### REQUIREMENT
Each line of the listing that contains the word "Parse" is to be copied.

#### THE DATA ####

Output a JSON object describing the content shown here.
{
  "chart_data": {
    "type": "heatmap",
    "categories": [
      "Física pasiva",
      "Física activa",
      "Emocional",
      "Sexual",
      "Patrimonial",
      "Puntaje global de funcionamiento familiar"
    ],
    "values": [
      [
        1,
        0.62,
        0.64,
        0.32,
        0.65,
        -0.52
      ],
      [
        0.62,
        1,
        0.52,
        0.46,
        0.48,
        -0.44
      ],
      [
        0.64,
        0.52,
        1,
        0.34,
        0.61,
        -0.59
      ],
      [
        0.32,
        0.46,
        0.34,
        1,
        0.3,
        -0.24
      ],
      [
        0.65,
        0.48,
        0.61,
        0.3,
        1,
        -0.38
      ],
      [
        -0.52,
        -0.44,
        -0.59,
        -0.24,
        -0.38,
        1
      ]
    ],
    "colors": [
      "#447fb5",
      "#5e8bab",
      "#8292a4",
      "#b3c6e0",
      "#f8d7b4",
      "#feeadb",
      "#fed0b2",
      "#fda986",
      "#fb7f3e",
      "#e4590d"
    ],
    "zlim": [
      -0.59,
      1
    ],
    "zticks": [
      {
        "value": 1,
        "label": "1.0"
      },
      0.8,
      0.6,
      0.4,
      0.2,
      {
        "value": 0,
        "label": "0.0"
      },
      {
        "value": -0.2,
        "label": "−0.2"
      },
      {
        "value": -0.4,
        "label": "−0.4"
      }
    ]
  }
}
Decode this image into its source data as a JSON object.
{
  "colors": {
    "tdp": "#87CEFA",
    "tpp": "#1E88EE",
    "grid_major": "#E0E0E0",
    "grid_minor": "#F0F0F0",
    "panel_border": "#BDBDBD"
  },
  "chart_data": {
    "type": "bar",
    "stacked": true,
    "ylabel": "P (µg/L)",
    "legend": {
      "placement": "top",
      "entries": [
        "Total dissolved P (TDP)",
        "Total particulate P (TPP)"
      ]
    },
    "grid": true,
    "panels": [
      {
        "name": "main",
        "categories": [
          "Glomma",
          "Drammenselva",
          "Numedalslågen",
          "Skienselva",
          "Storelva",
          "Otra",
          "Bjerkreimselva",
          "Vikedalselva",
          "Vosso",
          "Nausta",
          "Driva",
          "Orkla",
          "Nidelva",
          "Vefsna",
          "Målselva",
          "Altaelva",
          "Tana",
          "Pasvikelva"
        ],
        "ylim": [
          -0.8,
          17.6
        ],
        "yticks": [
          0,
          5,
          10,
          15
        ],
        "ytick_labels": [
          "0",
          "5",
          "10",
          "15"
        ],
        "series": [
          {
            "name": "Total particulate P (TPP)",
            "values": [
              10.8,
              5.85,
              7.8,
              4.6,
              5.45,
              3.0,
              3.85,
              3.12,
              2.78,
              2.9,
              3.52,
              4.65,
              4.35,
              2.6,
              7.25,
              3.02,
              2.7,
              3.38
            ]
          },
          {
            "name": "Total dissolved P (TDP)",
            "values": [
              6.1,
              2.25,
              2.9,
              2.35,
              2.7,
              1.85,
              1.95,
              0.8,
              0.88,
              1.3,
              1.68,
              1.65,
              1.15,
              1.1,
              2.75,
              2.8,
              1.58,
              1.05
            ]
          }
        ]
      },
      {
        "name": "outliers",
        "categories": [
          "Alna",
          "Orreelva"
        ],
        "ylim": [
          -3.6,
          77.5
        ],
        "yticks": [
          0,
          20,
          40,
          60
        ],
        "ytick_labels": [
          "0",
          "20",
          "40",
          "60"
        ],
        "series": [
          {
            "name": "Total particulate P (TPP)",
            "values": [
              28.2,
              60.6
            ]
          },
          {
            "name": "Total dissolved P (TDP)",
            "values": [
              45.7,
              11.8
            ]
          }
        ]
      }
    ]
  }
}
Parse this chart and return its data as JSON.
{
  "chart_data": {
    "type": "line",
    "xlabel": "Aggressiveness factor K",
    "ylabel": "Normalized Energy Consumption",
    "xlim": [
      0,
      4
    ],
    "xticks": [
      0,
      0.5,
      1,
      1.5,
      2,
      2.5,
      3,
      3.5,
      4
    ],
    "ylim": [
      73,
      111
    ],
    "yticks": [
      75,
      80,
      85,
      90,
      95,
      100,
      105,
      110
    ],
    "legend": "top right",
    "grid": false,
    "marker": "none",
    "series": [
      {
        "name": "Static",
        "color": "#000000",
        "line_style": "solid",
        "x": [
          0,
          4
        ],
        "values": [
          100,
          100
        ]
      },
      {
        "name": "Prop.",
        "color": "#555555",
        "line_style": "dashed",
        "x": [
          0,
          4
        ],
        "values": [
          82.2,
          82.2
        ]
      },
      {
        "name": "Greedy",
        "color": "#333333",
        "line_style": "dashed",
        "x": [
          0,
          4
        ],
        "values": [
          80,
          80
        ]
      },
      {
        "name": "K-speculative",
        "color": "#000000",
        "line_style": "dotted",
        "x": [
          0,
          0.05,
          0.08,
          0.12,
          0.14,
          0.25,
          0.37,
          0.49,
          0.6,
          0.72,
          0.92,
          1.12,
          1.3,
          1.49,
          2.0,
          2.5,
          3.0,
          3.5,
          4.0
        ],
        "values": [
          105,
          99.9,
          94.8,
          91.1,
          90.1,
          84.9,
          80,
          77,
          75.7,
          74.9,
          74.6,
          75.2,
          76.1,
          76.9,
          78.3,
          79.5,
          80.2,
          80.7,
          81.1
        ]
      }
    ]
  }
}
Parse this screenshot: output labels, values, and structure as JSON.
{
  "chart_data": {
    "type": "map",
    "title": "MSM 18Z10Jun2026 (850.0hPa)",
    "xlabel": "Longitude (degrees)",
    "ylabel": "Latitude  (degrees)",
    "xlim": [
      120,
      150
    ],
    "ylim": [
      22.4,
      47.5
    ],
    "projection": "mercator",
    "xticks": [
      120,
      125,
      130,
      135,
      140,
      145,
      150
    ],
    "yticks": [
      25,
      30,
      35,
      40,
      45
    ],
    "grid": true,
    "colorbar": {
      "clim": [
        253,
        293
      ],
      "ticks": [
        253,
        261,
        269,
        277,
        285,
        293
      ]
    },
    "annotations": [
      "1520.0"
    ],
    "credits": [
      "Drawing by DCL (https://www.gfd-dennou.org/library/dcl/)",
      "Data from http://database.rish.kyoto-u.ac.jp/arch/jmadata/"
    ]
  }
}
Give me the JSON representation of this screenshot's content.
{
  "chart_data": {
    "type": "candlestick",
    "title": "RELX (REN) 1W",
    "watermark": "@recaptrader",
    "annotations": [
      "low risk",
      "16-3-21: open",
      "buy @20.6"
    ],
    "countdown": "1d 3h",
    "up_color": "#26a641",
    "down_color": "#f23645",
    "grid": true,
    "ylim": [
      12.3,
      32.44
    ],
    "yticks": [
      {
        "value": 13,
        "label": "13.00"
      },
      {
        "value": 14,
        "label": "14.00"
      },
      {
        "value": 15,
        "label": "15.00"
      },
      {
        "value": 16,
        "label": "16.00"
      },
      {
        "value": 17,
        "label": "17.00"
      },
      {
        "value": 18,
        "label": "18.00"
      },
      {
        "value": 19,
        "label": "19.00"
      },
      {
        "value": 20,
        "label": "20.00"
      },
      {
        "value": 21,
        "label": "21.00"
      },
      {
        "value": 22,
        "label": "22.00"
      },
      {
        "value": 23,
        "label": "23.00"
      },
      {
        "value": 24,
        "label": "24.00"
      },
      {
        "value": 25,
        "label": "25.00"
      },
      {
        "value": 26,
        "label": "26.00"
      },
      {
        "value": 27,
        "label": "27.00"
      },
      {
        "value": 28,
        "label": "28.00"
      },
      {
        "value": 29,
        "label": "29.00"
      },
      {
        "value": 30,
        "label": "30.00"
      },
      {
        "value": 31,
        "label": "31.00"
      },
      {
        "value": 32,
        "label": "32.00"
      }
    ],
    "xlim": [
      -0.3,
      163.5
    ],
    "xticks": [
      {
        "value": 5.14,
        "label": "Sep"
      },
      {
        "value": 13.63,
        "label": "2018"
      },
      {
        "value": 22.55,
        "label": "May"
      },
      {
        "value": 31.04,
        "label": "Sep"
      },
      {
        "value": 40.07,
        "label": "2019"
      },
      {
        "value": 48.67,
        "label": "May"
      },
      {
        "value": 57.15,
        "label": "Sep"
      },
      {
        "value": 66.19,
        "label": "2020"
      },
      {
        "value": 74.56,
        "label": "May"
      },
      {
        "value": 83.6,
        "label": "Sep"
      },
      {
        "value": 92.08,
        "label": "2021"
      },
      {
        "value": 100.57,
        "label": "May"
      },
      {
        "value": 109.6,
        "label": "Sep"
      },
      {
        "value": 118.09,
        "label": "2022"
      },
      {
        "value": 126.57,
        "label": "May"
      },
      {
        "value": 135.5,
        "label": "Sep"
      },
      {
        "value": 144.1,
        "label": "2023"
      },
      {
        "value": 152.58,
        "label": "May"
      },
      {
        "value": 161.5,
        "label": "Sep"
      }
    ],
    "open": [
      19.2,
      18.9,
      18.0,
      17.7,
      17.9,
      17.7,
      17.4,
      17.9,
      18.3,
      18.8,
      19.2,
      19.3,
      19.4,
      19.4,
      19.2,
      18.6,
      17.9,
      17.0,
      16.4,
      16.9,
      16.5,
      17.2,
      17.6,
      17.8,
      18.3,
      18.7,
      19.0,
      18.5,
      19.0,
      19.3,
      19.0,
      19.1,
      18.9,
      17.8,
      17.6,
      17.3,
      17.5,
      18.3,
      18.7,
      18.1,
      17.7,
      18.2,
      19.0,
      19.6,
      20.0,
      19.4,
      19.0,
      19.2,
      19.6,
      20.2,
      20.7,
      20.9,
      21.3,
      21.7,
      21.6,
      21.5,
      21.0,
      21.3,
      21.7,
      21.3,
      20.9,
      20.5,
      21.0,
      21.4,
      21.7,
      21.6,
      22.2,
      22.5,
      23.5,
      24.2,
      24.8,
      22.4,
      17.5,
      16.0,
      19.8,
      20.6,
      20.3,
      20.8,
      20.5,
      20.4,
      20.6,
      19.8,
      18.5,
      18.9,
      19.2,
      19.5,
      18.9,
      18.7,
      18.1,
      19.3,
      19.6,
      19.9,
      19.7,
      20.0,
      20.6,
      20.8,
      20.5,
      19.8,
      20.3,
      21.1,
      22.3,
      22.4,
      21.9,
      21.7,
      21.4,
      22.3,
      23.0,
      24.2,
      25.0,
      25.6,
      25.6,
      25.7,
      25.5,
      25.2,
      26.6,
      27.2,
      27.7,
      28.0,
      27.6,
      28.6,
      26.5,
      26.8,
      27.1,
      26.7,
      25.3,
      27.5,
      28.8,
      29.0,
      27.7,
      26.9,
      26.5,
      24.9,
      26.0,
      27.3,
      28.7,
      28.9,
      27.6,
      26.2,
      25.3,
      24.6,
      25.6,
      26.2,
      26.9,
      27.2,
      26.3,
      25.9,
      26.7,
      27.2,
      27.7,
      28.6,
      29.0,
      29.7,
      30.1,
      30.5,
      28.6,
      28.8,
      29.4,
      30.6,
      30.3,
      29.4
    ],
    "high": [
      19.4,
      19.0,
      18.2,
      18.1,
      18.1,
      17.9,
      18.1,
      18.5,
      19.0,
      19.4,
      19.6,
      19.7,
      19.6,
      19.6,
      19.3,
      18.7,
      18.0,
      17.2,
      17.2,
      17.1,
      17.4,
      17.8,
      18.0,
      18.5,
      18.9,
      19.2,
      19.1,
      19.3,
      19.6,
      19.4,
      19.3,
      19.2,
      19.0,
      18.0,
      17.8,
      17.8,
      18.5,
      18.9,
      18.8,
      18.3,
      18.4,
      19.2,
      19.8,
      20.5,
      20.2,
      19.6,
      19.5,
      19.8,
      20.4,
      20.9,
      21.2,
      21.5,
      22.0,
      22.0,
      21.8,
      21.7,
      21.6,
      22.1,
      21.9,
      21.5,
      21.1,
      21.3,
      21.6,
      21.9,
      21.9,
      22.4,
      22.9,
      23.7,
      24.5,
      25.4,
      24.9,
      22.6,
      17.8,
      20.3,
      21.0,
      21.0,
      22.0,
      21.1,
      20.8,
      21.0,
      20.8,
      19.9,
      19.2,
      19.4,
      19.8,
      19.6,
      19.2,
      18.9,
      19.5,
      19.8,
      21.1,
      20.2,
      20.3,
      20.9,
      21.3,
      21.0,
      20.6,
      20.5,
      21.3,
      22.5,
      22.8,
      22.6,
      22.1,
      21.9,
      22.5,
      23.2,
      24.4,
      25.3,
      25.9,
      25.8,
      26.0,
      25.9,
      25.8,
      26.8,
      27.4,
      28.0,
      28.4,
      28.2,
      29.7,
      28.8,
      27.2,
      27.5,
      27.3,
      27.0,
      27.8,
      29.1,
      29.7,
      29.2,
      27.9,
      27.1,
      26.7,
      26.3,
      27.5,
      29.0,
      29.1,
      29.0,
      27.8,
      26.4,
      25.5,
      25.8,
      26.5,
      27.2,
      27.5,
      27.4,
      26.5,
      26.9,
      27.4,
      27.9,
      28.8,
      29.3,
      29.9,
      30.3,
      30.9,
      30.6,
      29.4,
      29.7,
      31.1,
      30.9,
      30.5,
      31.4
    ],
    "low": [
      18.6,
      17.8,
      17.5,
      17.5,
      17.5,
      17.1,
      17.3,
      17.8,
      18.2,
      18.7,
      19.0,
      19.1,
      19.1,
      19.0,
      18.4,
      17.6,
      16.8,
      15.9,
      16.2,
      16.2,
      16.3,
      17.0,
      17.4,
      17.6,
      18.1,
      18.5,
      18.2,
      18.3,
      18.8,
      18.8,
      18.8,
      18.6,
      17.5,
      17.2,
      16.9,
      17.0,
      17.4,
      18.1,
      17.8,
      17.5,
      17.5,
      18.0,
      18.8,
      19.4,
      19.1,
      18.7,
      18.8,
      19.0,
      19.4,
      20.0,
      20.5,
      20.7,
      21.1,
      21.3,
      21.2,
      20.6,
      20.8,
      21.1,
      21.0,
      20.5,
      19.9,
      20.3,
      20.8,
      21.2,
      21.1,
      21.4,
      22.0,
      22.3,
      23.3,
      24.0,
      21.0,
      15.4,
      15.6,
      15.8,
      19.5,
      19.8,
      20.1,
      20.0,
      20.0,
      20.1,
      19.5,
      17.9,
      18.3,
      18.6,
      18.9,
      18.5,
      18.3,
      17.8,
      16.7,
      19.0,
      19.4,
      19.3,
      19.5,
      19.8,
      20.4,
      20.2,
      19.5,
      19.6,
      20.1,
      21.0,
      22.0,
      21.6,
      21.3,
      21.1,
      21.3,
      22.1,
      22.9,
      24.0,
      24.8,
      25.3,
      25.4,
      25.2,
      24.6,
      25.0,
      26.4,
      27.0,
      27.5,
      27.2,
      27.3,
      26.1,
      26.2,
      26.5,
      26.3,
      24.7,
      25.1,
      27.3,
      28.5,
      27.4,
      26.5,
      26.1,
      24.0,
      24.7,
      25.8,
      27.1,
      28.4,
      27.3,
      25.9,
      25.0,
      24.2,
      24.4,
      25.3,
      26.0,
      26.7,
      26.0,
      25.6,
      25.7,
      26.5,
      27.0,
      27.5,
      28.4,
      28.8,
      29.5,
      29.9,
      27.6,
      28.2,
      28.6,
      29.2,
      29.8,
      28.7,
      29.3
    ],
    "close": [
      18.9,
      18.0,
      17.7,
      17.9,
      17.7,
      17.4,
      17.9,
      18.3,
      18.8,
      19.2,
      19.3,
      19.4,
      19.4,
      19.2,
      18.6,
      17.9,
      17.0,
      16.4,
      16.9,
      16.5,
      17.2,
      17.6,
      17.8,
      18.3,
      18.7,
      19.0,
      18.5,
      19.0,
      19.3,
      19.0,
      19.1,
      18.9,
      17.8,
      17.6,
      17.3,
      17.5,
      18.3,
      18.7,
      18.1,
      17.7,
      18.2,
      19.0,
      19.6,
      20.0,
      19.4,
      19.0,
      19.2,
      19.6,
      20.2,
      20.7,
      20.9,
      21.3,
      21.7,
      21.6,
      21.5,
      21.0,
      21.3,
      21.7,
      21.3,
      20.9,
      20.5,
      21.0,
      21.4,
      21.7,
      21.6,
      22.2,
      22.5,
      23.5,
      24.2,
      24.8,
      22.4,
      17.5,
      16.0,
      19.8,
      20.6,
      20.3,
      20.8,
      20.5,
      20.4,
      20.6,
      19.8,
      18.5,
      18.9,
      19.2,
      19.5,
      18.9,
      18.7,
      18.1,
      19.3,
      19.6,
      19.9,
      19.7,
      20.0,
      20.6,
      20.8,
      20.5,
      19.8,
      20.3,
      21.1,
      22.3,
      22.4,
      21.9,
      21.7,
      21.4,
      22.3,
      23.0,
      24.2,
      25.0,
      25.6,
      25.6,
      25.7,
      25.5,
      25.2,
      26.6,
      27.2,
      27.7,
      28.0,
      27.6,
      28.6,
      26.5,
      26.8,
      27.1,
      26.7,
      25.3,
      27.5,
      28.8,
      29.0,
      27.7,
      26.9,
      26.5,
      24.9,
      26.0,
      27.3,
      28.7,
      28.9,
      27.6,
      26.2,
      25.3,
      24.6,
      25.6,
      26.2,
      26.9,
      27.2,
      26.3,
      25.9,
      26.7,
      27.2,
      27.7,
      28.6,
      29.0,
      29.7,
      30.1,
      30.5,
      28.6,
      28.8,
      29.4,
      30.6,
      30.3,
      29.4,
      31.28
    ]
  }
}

####

### ANSWER TO THIS TASK
Parse this chart and return its data as JSON.
Parse this screenshot: output labels, values, and structure as JSON.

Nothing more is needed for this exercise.